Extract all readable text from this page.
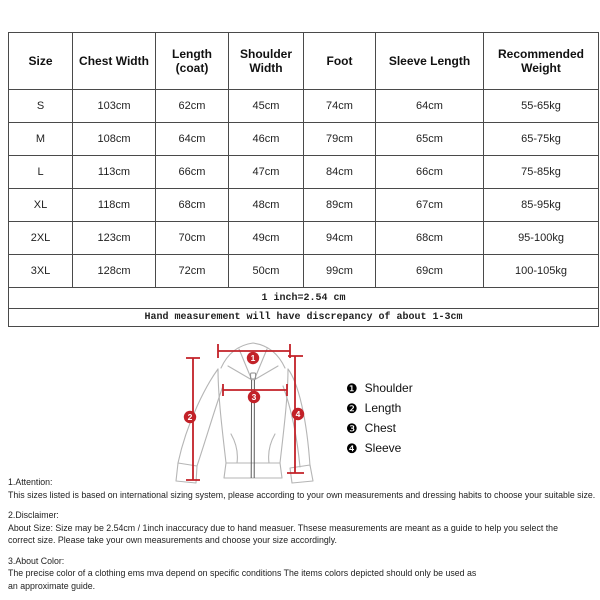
Size	Chest Width	Length (coat)	Shoulder Width	Foot	Sleeve Length	Recommended Weight
S	103cm	62cm	45cm	74cm	64cm	55-65kg
M	108cm	64cm	46cm	79cm	65cm	65-75kg
L	113cm	66cm	47cm	84cm	66cm	75-85kg
XL	118cm	68cm	48cm	89cm	67cm	85-95kg
2XL	123cm	70cm	49cm	94cm	68cm	95-100kg
3XL	128cm	72cm	50cm	99cm	69cm	100-105kg
1 inch=2.54 cm						
Hand measurement will have discrepancy of about 1-3cm						
1
2
3
4
❶ Shoulder
❷ Length
❸ Chest
❹ Sleeve

1.Attention:

This sizes listed is based on international sizing system, please according to your own measurements and dressing habits to choose your suitable size.

2.Disclaimer:

About Size: Size may be 2.54cm / 1inch inaccuracy due to hand measuer. Thsese measurements are meant as a guide to help you select the correct size. Please take your own measurements and choose your size accordingly.

3.About Color:

The precise color of a clothing ems mva depend on specific conditions The items colors depicted should only be used as an approximate guide.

Task to carry out
Each entry shown above must be quoted exactly, with its pictures left out.

Response to the exercise
Extract all readable text from this page.
Size	Chest Width	Length (coat)	Shoulder Width	Foot	Sleeve Length	Recommended Weight
S	103cm	62cm	45cm	74cm	64cm	55-65kg
M	108cm	64cm	46cm	79cm	65cm	65-75kg
L	113cm	66cm	47cm	84cm	66cm	75-85kg
XL	118cm	68cm	48cm	89cm	67cm	85-95kg
2XL	123cm	70cm	49cm	94cm	68cm	95-100kg
3XL	128cm	72cm	50cm	99cm	69cm	100-105kg
1 inch=2.54 cm						
Hand measurement will have discrepancy of about 1-3cm						
1
2
3
4
❶ Shoulder
❷ Length
❸ Chest
❹ Sleeve

1.Attention:

This sizes listed is based on international sizing system, please according to your own measurements and dressing habits to choose your suitable size.

2.Disclaimer:

About Size: Size may be 2.54cm / 1inch inaccuracy due to hand measuer. Thsese measurements are meant as a guide to help you select the correct size. Please take your own measurements and choose your size accordingly.

3.About Color:

The precise color of a clothing ems mva depend on specific conditions The items colors depicted should only be used as an approximate guide.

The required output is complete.